*THE TASK*:
Images must not appear in your copy; reproduce every other part of the records exactly.

(Data items)
* begin *
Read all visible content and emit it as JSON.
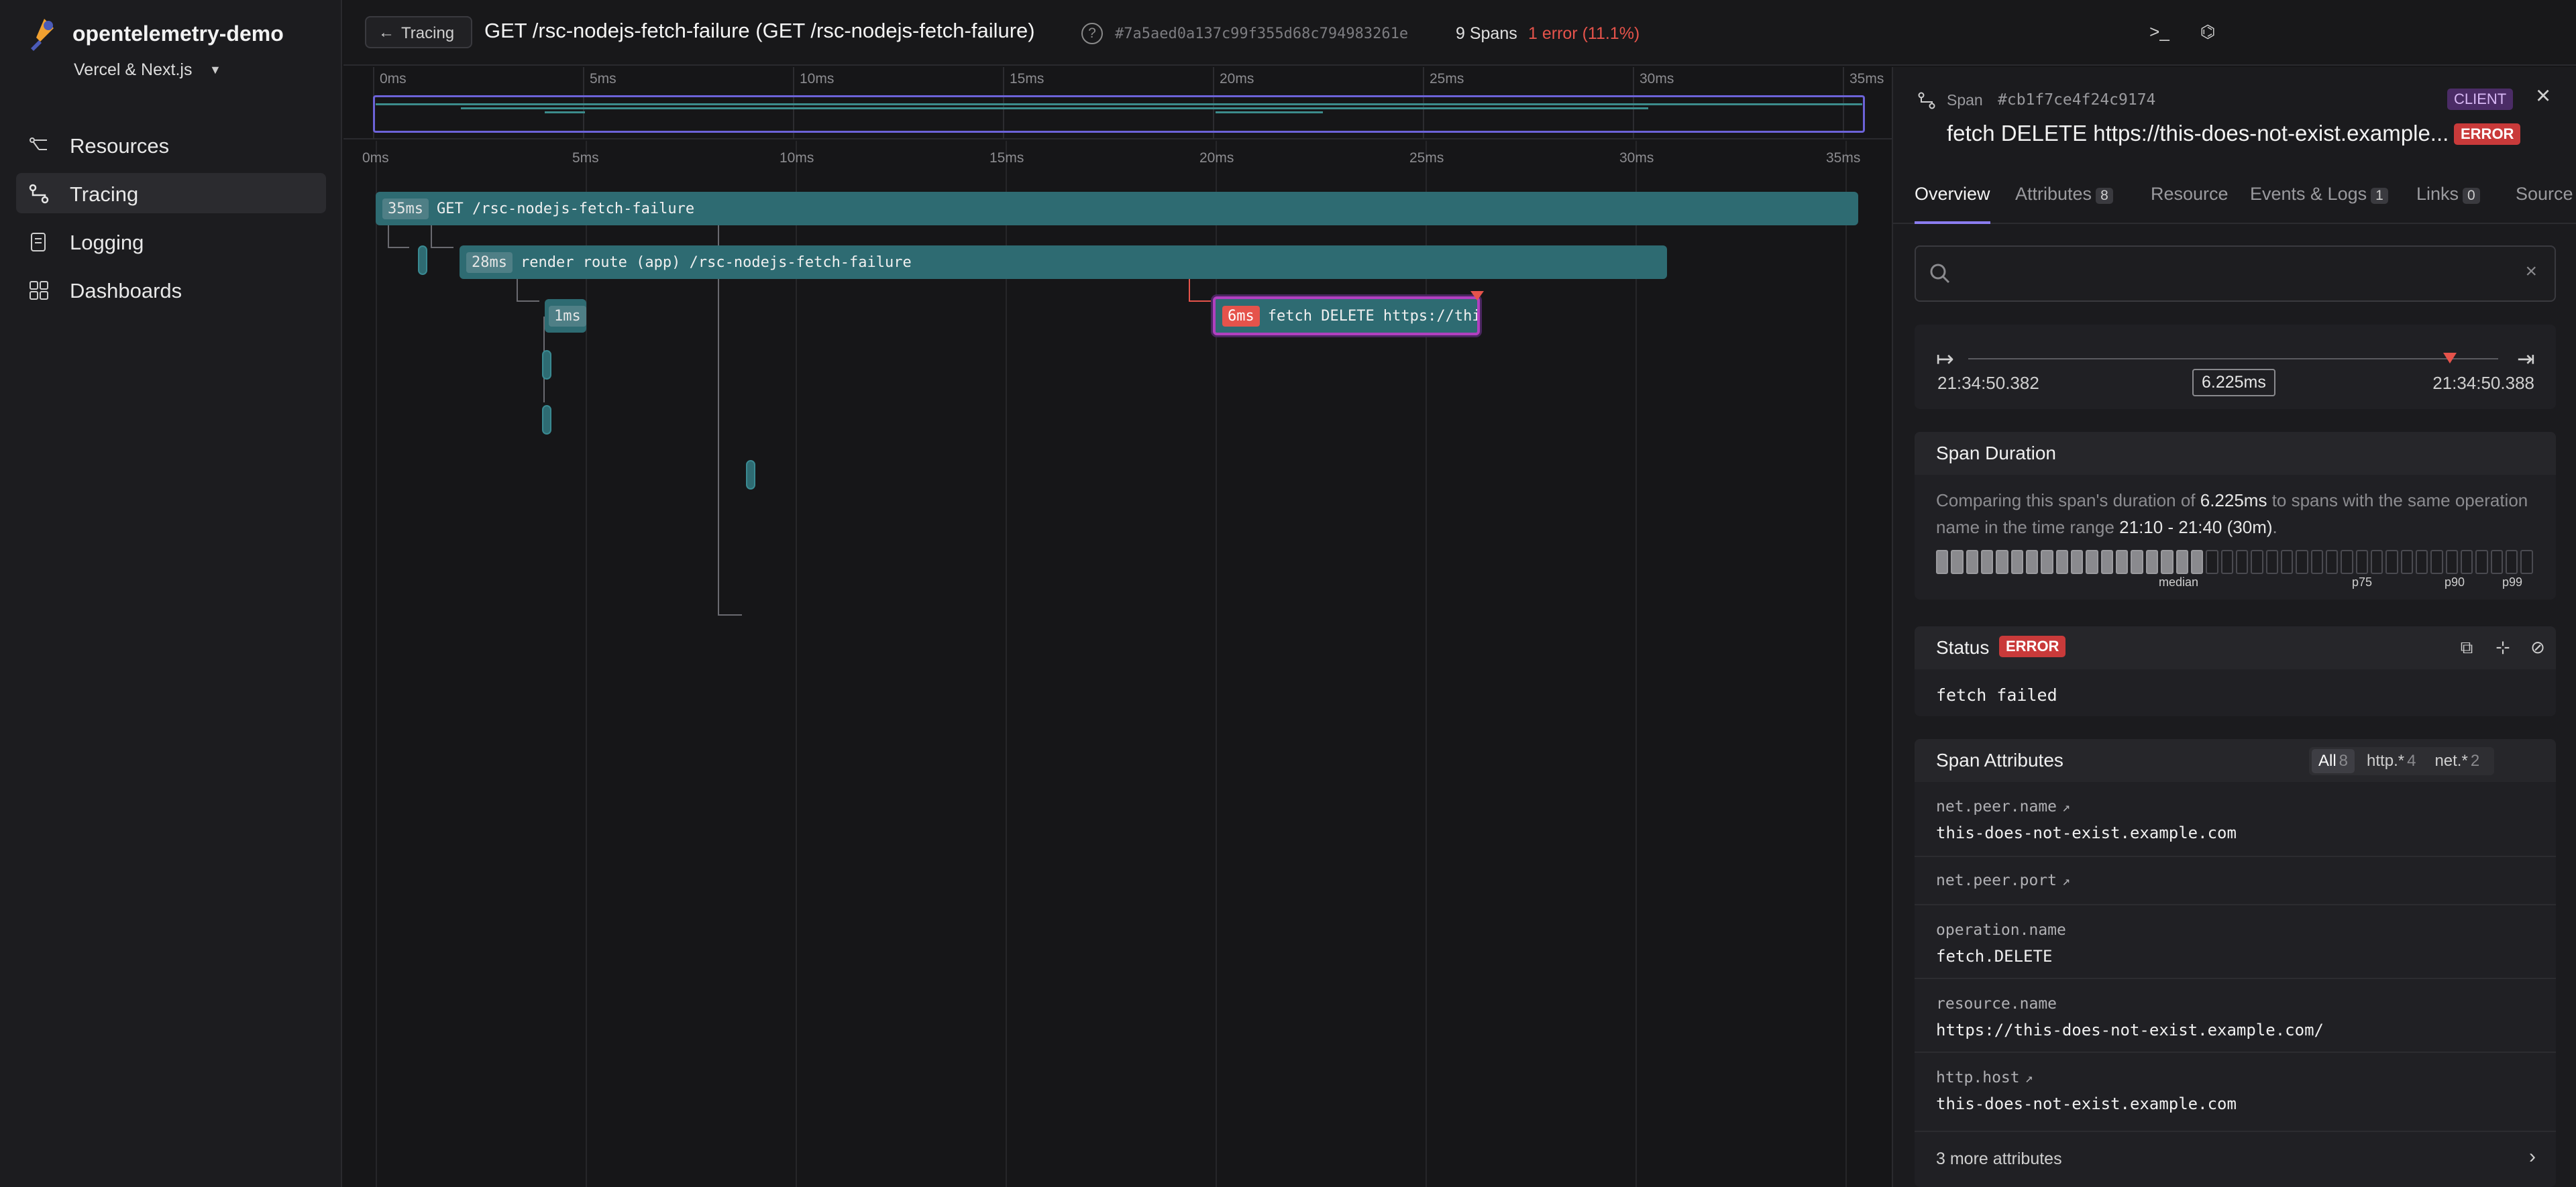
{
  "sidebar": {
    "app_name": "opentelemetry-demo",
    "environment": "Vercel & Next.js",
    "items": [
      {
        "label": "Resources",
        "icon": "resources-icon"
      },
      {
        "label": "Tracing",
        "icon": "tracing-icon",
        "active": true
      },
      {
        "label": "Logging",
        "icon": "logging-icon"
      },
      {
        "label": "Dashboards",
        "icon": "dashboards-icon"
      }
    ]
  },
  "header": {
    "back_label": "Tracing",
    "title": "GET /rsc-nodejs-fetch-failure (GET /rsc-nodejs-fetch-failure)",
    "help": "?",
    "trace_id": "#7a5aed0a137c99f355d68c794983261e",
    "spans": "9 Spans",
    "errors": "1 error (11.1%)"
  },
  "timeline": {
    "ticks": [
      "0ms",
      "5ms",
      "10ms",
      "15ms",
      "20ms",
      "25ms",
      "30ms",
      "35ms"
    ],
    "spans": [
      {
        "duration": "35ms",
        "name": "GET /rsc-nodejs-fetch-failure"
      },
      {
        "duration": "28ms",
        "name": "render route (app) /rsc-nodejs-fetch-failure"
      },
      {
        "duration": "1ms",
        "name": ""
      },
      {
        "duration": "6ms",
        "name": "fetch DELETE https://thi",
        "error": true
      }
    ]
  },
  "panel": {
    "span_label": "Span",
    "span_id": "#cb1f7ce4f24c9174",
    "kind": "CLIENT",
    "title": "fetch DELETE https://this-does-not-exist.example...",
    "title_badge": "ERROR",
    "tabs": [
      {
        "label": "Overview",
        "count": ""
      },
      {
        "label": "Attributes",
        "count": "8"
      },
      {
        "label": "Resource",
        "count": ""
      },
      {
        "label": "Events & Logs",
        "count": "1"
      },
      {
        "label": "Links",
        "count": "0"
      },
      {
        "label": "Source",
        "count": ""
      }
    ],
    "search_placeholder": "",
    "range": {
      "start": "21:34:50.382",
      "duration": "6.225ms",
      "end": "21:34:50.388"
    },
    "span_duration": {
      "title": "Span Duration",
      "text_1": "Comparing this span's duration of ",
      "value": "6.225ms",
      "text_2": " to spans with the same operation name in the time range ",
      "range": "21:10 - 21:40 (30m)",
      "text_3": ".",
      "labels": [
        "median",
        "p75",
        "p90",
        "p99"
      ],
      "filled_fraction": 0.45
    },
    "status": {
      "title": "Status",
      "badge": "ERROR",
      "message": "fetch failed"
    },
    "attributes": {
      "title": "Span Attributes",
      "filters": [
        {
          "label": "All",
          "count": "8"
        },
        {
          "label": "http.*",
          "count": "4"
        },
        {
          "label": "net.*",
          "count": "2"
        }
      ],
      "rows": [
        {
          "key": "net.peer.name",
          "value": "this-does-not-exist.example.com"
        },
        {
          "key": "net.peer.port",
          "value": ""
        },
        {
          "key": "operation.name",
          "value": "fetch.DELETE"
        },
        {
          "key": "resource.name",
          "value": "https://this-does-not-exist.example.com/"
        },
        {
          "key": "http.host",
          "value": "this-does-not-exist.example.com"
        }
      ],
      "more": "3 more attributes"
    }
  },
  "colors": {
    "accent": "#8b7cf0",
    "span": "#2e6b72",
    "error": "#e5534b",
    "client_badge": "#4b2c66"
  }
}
* end *
*EXERCISE RESPONSE*:
Read all visible content and emit it as JSON.
{
  "sidebar": {
    "app_name": "opentelemetry-demo",
    "environment": "Vercel & Next.js",
    "items": [
      {
        "label": "Resources",
        "icon": "resources-icon"
      },
      {
        "label": "Tracing",
        "icon": "tracing-icon",
        "active": true
      },
      {
        "label": "Logging",
        "icon": "logging-icon"
      },
      {
        "label": "Dashboards",
        "icon": "dashboards-icon"
      }
    ]
  },
  "header": {
    "back_label": "Tracing",
    "title": "GET /rsc-nodejs-fetch-failure (GET /rsc-nodejs-fetch-failure)",
    "help": "?",
    "trace_id": "#7a5aed0a137c99f355d68c794983261e",
    "spans": "9 Spans",
    "errors": "1 error (11.1%)"
  },
  "timeline": {
    "ticks": [
      "0ms",
      "5ms",
      "10ms",
      "15ms",
      "20ms",
      "25ms",
      "30ms",
      "35ms"
    ],
    "spans": [
      {
        "duration": "35ms",
        "name": "GET /rsc-nodejs-fetch-failure"
      },
      {
        "duration": "28ms",
        "name": "render route (app) /rsc-nodejs-fetch-failure"
      },
      {
        "duration": "1ms",
        "name": ""
      },
      {
        "duration": "6ms",
        "name": "fetch DELETE https://thi",
        "error": true
      }
    ]
  },
  "panel": {
    "span_label": "Span",
    "span_id": "#cb1f7ce4f24c9174",
    "kind": "CLIENT",
    "title": "fetch DELETE https://this-does-not-exist.example...",
    "title_badge": "ERROR",
    "tabs": [
      {
        "label": "Overview",
        "count": ""
      },
      {
        "label": "Attributes",
        "count": "8"
      },
      {
        "label": "Resource",
        "count": ""
      },
      {
        "label": "Events & Logs",
        "count": "1"
      },
      {
        "label": "Links",
        "count": "0"
      },
      {
        "label": "Source",
        "count": ""
      }
    ],
    "search_placeholder": "",
    "range": {
      "start": "21:34:50.382",
      "duration": "6.225ms",
      "end": "21:34:50.388"
    },
    "span_duration": {
      "title": "Span Duration",
      "text_1": "Comparing this span's duration of ",
      "value": "6.225ms",
      "text_2": " to spans with the same operation name in the time range ",
      "range": "21:10 - 21:40 (30m)",
      "text_3": ".",
      "labels": [
        "median",
        "p75",
        "p90",
        "p99"
      ],
      "filled_fraction": 0.45
    },
    "status": {
      "title": "Status",
      "badge": "ERROR",
      "message": "fetch failed"
    },
    "attributes": {
      "title": "Span Attributes",
      "filters": [
        {
          "label": "All",
          "count": "8"
        },
        {
          "label": "http.*",
          "count": "4"
        },
        {
          "label": "net.*",
          "count": "2"
        }
      ],
      "rows": [
        {
          "key": "net.peer.name",
          "value": "this-does-not-exist.example.com"
        },
        {
          "key": "net.peer.port",
          "value": ""
        },
        {
          "key": "operation.name",
          "value": "fetch.DELETE"
        },
        {
          "key": "resource.name",
          "value": "https://this-does-not-exist.example.com/"
        },
        {
          "key": "http.host",
          "value": "this-does-not-exist.example.com"
        }
      ],
      "more": "3 more attributes"
    }
  },
  "colors": {
    "accent": "#8b7cf0",
    "span": "#2e6b72",
    "error": "#e5534b",
    "client_badge": "#4b2c66"
  }
}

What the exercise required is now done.